● **Text shown**:
-------
To minimize the risk of getting blacklisted you need to combine the best practices listed above: a double opt-in, list hygiene, an easy-to-see unsubscribe link, and overall good quality of your content.
Ensure that all the authentication techniques are in place
Email authentication is needed to verify the authenticity of the sender. Mailbox providers require it to make sure the sender is not a spammer.
Verified senders enjoy two benefits:
- Deliverability guarantee. Non-verified senders receive a low reputation rating by default and have issues delivering emails to subscribers’ inboxes.
- Postmasters access. Mailbox providers give access to their postmaster tools only to verified senders.
Email authentication includes three protocols: SPF, DKIM and DMARC.
- SPF (Sender Policy Framework) shows which IP addresses are permitted to send emails from your domain. The recipient’s server checks the SPF to decide where to put the email: inbox, spam folder, or to block it.
- DKIM (DomainKeys Identified Mail) adds a digital signature to your domain. Thanks to it, mailbox providers can see that an email is authentic and sent from a verified source.
-------
● **Data block**:
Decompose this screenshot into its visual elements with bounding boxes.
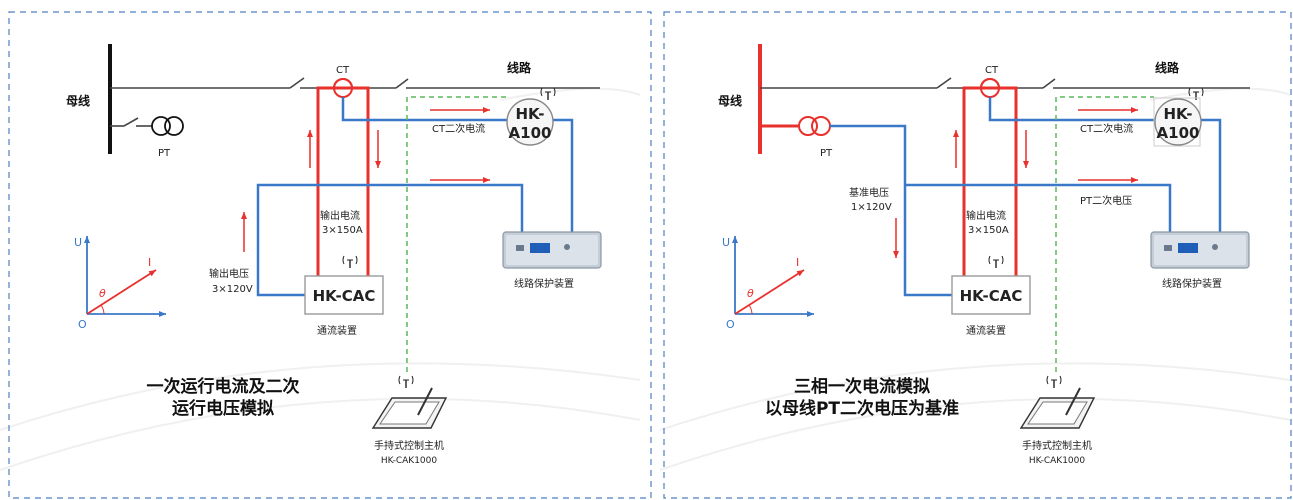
-------
● **Required tasks**:
1. According to the text on email deliverability, why do senders without verification have trouble getting their emails into subscribers' inboxes? Answer in one to three sentences.
2. Name every best practice that the text on email deliverability says must be combined to minimize the risk of being blacklisted.
3. In the text on email deliverability, what does SPF show?

● **Set of answers**:
1. Non-verified senders get a low reputation rating by default. That low rating leads to problems delivering their emails to subscribers' inboxes.

2.
- A double opt-in
- List hygiene
- An easy-to-see unsubscribe link
- Overall good quality of content

3. SPF shows which IP addresses are permitted to send emails from your domain.